- Entries shown -
..........
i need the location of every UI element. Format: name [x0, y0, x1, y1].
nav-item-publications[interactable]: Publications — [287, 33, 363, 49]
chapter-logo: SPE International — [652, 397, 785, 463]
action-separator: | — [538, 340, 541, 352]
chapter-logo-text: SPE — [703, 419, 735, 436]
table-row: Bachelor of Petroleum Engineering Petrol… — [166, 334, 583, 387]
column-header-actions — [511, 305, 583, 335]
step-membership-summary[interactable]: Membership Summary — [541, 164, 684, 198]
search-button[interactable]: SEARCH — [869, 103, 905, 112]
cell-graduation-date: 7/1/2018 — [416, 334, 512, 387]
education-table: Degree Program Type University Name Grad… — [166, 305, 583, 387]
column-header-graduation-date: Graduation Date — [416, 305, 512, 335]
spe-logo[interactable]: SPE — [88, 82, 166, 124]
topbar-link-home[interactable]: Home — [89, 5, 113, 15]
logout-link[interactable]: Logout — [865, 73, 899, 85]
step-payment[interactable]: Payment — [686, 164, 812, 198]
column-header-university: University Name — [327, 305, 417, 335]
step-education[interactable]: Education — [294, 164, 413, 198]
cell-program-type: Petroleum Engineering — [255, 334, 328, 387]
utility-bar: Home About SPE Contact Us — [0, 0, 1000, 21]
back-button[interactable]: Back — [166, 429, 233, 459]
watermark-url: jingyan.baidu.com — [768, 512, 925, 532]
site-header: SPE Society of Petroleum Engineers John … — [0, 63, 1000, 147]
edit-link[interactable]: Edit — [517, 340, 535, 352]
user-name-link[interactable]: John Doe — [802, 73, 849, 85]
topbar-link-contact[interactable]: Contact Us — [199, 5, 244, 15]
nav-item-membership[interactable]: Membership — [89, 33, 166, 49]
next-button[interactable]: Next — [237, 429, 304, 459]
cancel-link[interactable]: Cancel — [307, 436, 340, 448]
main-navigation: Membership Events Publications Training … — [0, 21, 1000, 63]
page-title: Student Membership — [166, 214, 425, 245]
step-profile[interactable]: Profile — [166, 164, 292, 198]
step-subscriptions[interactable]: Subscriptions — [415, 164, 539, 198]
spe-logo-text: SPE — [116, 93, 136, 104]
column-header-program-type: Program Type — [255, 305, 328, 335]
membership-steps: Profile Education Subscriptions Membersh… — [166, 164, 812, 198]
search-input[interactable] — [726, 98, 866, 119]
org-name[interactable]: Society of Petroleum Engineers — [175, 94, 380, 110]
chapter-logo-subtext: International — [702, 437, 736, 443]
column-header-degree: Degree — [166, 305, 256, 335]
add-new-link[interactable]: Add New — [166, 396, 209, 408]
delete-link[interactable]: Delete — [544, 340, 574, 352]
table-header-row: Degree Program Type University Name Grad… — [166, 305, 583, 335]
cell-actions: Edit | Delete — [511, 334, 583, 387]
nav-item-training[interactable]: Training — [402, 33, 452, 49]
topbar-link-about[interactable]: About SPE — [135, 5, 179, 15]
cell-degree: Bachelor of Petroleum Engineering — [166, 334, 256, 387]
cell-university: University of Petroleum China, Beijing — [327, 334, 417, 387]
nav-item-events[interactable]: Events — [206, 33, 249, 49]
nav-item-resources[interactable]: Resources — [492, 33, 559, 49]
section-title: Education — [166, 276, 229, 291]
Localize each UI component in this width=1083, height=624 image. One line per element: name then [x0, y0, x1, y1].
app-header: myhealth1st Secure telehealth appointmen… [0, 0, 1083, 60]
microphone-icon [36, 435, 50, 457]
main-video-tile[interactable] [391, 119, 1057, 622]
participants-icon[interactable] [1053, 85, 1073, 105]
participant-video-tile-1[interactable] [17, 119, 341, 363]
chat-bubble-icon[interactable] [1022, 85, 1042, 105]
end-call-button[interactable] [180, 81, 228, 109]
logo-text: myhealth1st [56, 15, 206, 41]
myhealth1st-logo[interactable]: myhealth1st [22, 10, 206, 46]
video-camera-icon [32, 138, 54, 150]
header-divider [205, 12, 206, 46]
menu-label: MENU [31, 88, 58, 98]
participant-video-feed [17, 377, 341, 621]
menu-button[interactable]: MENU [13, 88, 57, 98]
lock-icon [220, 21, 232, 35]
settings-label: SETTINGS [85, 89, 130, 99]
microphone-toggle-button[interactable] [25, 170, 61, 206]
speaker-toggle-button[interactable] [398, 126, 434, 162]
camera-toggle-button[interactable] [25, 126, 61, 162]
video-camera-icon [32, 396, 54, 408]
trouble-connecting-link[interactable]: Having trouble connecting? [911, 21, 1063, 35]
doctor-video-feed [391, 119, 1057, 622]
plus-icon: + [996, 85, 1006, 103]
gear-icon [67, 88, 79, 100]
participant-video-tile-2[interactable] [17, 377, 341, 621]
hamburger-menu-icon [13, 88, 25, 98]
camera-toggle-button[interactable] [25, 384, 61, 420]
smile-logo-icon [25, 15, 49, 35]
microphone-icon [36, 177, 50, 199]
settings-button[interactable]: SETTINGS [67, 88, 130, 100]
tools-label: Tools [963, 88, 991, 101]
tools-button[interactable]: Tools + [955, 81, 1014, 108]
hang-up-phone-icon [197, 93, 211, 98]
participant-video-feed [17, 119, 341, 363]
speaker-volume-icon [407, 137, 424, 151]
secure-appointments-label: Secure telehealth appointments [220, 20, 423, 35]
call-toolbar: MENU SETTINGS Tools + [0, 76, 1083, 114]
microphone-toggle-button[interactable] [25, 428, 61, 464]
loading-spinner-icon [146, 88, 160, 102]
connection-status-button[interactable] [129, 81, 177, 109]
..........
- Exercise task -
Print every line of the listing above again, character for character, with nothing altered.

- The completed task -
i need the location of every UI element. Format: name [x0, y0, x1, y1].
nav-item-publications[interactable]: Publications — [287, 33, 363, 49]
chapter-logo: SPE International — [652, 397, 785, 463]
action-separator: | — [538, 340, 541, 352]
chapter-logo-text: SPE — [703, 419, 735, 436]
table-row: Bachelor of Petroleum Engineering Petrol… — [166, 334, 583, 387]
column-header-actions — [511, 305, 583, 335]
step-membership-summary[interactable]: Membership Summary — [541, 164, 684, 198]
search-button[interactable]: SEARCH — [869, 103, 905, 112]
cell-graduation-date: 7/1/2018 — [416, 334, 512, 387]
education-table: Degree Program Type University Name Grad… — [166, 305, 583, 387]
column-header-graduation-date: Graduation Date — [416, 305, 512, 335]
spe-logo[interactable]: SPE — [88, 82, 166, 124]
topbar-link-home[interactable]: Home — [89, 5, 113, 15]
logout-link[interactable]: Logout — [865, 73, 899, 85]
step-payment[interactable]: Payment — [686, 164, 812, 198]
column-header-university: University Name — [327, 305, 417, 335]
step-education[interactable]: Education — [294, 164, 413, 198]
cell-program-type: Petroleum Engineering — [255, 334, 328, 387]
utility-bar: Home About SPE Contact Us — [0, 0, 1000, 21]
back-button[interactable]: Back — [166, 429, 233, 459]
watermark-url: jingyan.baidu.com — [768, 512, 925, 532]
site-header: SPE Society of Petroleum Engineers John … — [0, 63, 1000, 147]
edit-link[interactable]: Edit — [517, 340, 535, 352]
user-name-link[interactable]: John Doe — [802, 73, 849, 85]
topbar-link-contact[interactable]: Contact Us — [199, 5, 244, 15]
nav-item-membership[interactable]: Membership — [89, 33, 166, 49]
next-button[interactable]: Next — [237, 429, 304, 459]
cancel-link[interactable]: Cancel — [307, 436, 340, 448]
main-navigation: Membership Events Publications Training … — [0, 21, 1000, 63]
page-title: Student Membership — [166, 214, 425, 245]
step-profile[interactable]: Profile — [166, 164, 292, 198]
step-subscriptions[interactable]: Subscriptions — [415, 164, 539, 198]
spe-logo-text: SPE — [116, 93, 136, 104]
column-header-program-type: Program Type — [255, 305, 328, 335]
membership-steps: Profile Education Subscriptions Membersh… — [166, 164, 812, 198]
search-input[interactable] — [726, 98, 866, 119]
org-name[interactable]: Society of Petroleum Engineers — [175, 94, 380, 110]
chapter-logo-subtext: International — [702, 437, 736, 443]
column-header-degree: Degree — [166, 305, 256, 335]
add-new-link[interactable]: Add New — [166, 396, 209, 408]
delete-link[interactable]: Delete — [544, 340, 574, 352]
table-header-row: Degree Program Type University Name Grad… — [166, 305, 583, 335]
cell-actions: Edit | Delete — [511, 334, 583, 387]
nav-item-training[interactable]: Training — [402, 33, 452, 49]
topbar-link-about[interactable]: About SPE — [135, 5, 179, 15]
cell-degree: Bachelor of Petroleum Engineering — [166, 334, 256, 387]
cell-university: University of Petroleum China, Beijing — [327, 334, 417, 387]
nav-item-events[interactable]: Events — [206, 33, 249, 49]
nav-item-resources[interactable]: Resources — [492, 33, 559, 49]
section-title: Education — [166, 276, 229, 291]
Localize each UI component in this width=1083, height=624 image. One line per element: name then [x0, y0, x1, y1].
app-header: myhealth1st Secure telehealth appointmen… [0, 0, 1083, 60]
microphone-icon [36, 435, 50, 457]
main-video-tile[interactable] [391, 119, 1057, 622]
participants-icon[interactable] [1053, 85, 1073, 105]
participant-video-tile-1[interactable] [17, 119, 341, 363]
chat-bubble-icon[interactable] [1022, 85, 1042, 105]
end-call-button[interactable] [180, 81, 228, 109]
logo-text: myhealth1st [56, 15, 206, 41]
myhealth1st-logo[interactable]: myhealth1st [22, 10, 206, 46]
video-camera-icon [32, 138, 54, 150]
header-divider [205, 12, 206, 46]
menu-label: MENU [31, 88, 58, 98]
participant-video-feed [17, 377, 341, 621]
menu-button[interactable]: MENU [13, 88, 57, 98]
lock-icon [220, 21, 232, 35]
settings-label: SETTINGS [85, 89, 130, 99]
microphone-toggle-button[interactable] [25, 170, 61, 206]
speaker-toggle-button[interactable] [398, 126, 434, 162]
camera-toggle-button[interactable] [25, 126, 61, 162]
video-camera-icon [32, 396, 54, 408]
trouble-connecting-link[interactable]: Having trouble connecting? [911, 21, 1063, 35]
doctor-video-feed [391, 119, 1057, 622]
plus-icon: + [996, 85, 1006, 103]
gear-icon [67, 88, 79, 100]
participant-video-tile-2[interactable] [17, 377, 341, 621]
hamburger-menu-icon [13, 88, 25, 98]
camera-toggle-button[interactable] [25, 384, 61, 420]
smile-logo-icon [25, 15, 49, 35]
microphone-icon [36, 177, 50, 199]
settings-button[interactable]: SETTINGS [67, 88, 130, 100]
tools-label: Tools [963, 88, 991, 101]
tools-button[interactable]: Tools + [955, 81, 1014, 108]
hang-up-phone-icon [197, 93, 211, 98]
participant-video-feed [17, 119, 341, 363]
speaker-volume-icon [407, 137, 424, 151]
secure-appointments-label: Secure telehealth appointments [220, 20, 423, 35]
call-toolbar: MENU SETTINGS Tools + [0, 76, 1083, 114]
microphone-toggle-button[interactable] [25, 428, 61, 464]
loading-spinner-icon [146, 88, 160, 102]
connection-status-button[interactable] [129, 81, 177, 109]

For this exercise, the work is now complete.